----- SECCIÓN DEL DOCUMENTO -----
Por: Gustavo Páez Escobar

Los bogotanos que pasan por la Autopista Norte con calle 86 tie­nen ocasión  de admirar un hermoso paraje sembrado de flo­res y árboles, que representa al departamento del Quindío. Allí están sus doce municipios ence­rrados en un exuberante jardín tropical, como es en realidad esta región de tierras espléndidas y paisajes embrujados.

El edén, trasplantado del Quindío al corazón de Bogotá, lo sembró hace muchos años un se­ñor que acaba de morir. No se conformó con sembrarlo, sino que lo cuidaba y embellecía, lo mimaba y le dedicaba sus mejores horas y sus mayores esfuerzos. No todos los transeúntes tenían por qué conocer el nombre de este buen se­ñor que quiso regalarle a Bogotá un pedazo de su propia tierra quindiana. Se llamaba John Vélez Uribe y lo hemos dejado en tierra bogotana, la que él más quiso luego de abandonar sus lares nati­vos.

Este ejemplo de civismo, de amor por Bogotá, no sólo fue aplaudido por el vecindario donde habitaba este jardinero insólito, si­no premiado por las autoridades con un justo reconocimiento. La labor de John Vélez al frente del jardín, fuera de desinteresada, le exigía gastos que sufragaba con su propio peculio. En eso consiste el civismo: en dar de sí más de lo que se puede recibir; en enseñarle a la gente a cuidar los espacios pú­blicos; en pregonar que la ciudad es de todos, y en el caso presente, en mantener una obra ecológica que fomenta el ornato de la capi­tal.
----- REGISTROS ALMACENADOS -----
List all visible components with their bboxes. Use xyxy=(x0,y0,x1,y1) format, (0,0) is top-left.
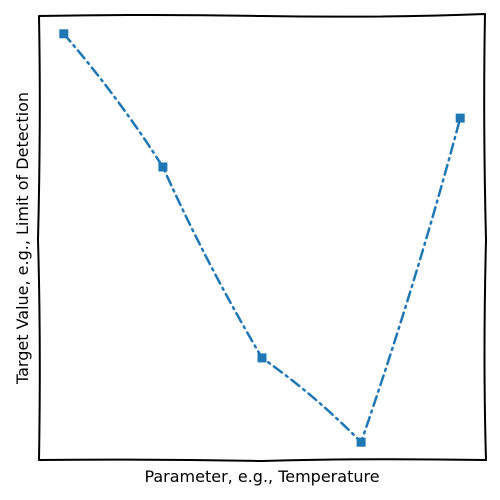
y-axis-label: Target Value, e.g., Limit of Detection xyxy=(13,92,32,385)
data-point-2 xyxy=(158,162,168,172)
plot-frame xyxy=(37,13,487,462)
series-layer xyxy=(62,32,462,444)
data-point-5 xyxy=(455,113,465,123)
marker-layer xyxy=(59,29,465,447)
series-line xyxy=(62,32,462,444)
data-point-4 xyxy=(356,437,366,447)
data-point-1 xyxy=(59,29,69,39)
x-axis-label: Parameter, e.g., Temperature xyxy=(144,467,379,486)
data-point-3 xyxy=(257,353,267,363)
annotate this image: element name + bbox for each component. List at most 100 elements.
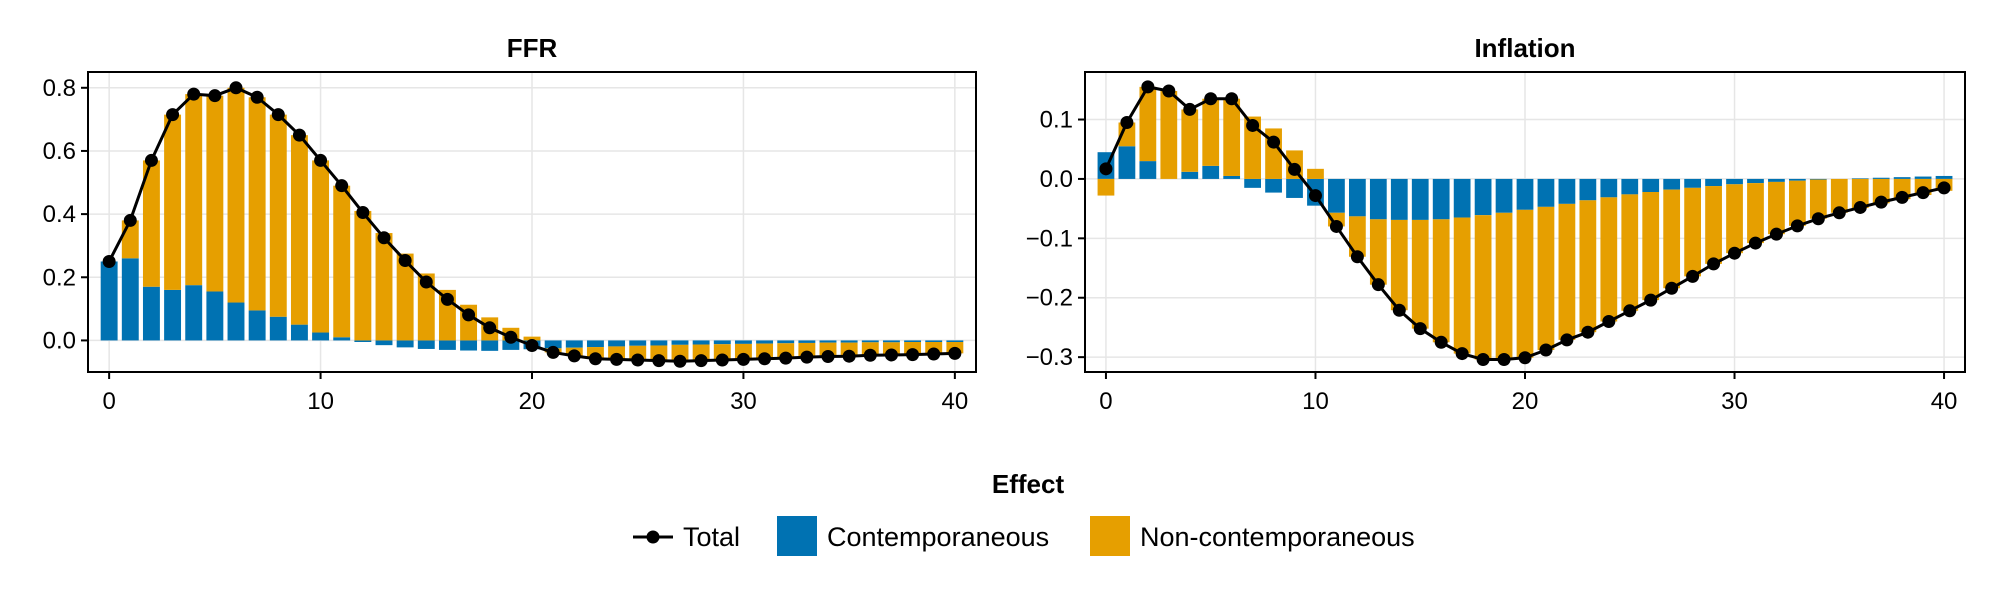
-----
[TRABAJO POR HACER]
1 - Explica, según el texto sobre el jardín del Quindío, por qué la labor de John Vélez Uribe constituye un ejemplo de civismo.
2 - Cita del texto sobre el jardín del Quindío el pasaje que va de "Los bogotanos que" a "y paisajes embrujados.".
Los registros no hacen falta para resolver las tareas.

[LISTA DE RESPUESTAS]
1 - Su labor al frente del jardín era desinteresada y él sufragaba los gastos con su propio peculio. Así daba de sí más de lo que podía recibir y mantenía una obra ecológica que fomenta el ornato de la capital, que es en lo que el texto dice que consiste el civismo.

2 -
Los bogotanos que pasan por la Autopista Norte con calle 86 tie­nen ocasión  de admirar un hermoso paraje sembrado de flo­res y árboles, que representa al departamento del Quindío. Allí están sus doce municipios ence­rrados en un exuberante jardín tropical, como es en realidad esta región de tierras espléndidas y paisajes embrujados.